Transcribe the material in full, exactly as written.

Record list:
(begin)

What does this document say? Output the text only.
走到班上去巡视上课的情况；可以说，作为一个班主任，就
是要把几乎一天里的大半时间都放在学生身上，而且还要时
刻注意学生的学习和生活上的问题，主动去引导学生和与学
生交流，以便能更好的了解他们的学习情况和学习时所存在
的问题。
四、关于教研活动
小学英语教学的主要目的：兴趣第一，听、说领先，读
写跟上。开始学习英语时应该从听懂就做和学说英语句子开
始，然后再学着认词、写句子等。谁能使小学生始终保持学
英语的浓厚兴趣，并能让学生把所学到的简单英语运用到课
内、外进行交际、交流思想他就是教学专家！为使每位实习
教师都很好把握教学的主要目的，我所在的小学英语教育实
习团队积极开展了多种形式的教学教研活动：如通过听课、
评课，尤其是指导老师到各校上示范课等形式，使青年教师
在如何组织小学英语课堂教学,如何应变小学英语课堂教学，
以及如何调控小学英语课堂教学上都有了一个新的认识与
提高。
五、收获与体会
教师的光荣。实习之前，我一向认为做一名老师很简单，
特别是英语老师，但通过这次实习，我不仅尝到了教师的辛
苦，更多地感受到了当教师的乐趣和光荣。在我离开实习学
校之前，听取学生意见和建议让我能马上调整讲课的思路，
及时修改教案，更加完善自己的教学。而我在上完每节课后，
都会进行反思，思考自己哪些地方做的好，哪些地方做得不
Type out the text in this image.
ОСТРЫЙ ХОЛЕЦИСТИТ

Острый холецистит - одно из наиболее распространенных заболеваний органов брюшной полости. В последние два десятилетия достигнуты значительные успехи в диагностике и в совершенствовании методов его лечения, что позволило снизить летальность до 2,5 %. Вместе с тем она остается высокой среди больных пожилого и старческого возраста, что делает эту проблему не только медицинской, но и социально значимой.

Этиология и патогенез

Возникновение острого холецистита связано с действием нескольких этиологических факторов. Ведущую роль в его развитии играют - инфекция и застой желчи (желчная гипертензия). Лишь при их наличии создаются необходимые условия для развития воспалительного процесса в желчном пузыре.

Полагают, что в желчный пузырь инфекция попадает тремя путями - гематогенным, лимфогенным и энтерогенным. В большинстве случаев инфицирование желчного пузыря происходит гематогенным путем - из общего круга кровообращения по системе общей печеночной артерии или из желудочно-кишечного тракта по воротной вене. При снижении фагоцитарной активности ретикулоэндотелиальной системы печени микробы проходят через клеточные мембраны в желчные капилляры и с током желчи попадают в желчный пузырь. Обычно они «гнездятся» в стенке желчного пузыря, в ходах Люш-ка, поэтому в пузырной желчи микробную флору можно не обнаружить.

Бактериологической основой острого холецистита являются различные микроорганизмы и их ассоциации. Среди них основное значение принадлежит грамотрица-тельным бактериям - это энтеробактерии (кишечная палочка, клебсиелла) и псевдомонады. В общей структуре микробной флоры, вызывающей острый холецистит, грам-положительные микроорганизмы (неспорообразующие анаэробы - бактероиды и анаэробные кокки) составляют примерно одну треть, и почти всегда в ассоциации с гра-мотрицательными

(end)

The answer:
What does this document say? Output the text only.
走到班上去巡视上课的情况；可以说，作为一个班主任，就
是要把几乎一天里的大半时间都放在学生身上，而且还要时
刻注意学生的学习和生活上的问题，主动去引导学生和与学
生交流，以便能更好的了解他们的学习情况和学习时所存在
的问题。
四、关于教研活动
小学英语教学的主要目的：兴趣第一，听、说领先，读
写跟上。开始学习英语时应该从听懂就做和学说英语句子开
始，然后再学着认词、写句子等。谁能使小学生始终保持学
英语的浓厚兴趣，并能让学生把所学到的简单英语运用到课
内、外进行交际、交流思想他就是教学专家！为使每位实习
教师都很好把握教学的主要目的，我所在的小学英语教育实
习团队积极开展了多种形式的教学教研活动：如通过听课、
评课，尤其是指导老师到各校上示范课等形式，使青年教师
在如何组织小学英语课堂教学,如何应变小学英语课堂教学，
以及如何调控小学英语课堂教学上都有了一个新的认识与
提高。
五、收获与体会
教师的光荣。实习之前，我一向认为做一名老师很简单，
特别是英语老师，但通过这次实习，我不仅尝到了教师的辛
苦，更多地感受到了当教师的乐趣和光荣。在我离开实习学
校之前，听取学生意见和建议让我能马上调整讲课的思路，
及时修改教案，更加完善自己的教学。而我在上完每节课后，
都会进行反思，思考自己哪些地方做的好，哪些地方做得不
Type out the text in this image.
ОСТРЫЙ ХОЛЕЦИСТИТ

Острый холецистит - одно из наиболее распространенных заболеваний органов брюшной полости. В последние два десятилетия достигнуты значительные успехи в диагностике и в совершенствовании методов его лечения, что позволило снизить летальность до 2,5 %. Вместе с тем она остается высокой среди больных пожилого и старческого возраста, что делает эту проблему не только медицинской, но и социально значимой.

Этиология и патогенез

Возникновение острого холецистита связано с действием нескольких этиологических факторов. Ведущую роль в его развитии играют - инфекция и застой желчи (желчная гипертензия). Лишь при их наличии создаются необходимые условия для развития воспалительного процесса в желчном пузыре.

Полагают, что в желчный пузырь инфекция попадает тремя путями - гематогенным, лимфогенным и энтерогенным. В большинстве случаев инфицирование желчного пузыря происходит гематогенным путем - из общего круга кровообращения по системе общей печеночной артерии или из желудочно-кишечного тракта по воротной вене. При снижении фагоцитарной активности ретикулоэндотелиальной системы печени микробы проходят через клеточные мембраны в желчные капилляры и с током желчи попадают в желчный пузырь. Обычно они «гнездятся» в стенке желчного пузыря, в ходах Люш-ка, поэтому в пузырной желчи микробную флору можно не обнаружить.

Бактериологической основой острого холецистита являются различные микроорганизмы и их ассоциации. Среди них основное значение принадлежит грамотрица-тельным бактериям - это энтеробактерии (кишечная палочка, клебсиелла) и псевдомонады. В общей структуре микробной флоры, вызывающей острый холецистит, грам-положительные микроорганизмы (неспорообразующие анаэробы - бактероиды и анаэробные кокки) составляют примерно одну треть, и почти всегда в ассоциации с гра-мотрицательными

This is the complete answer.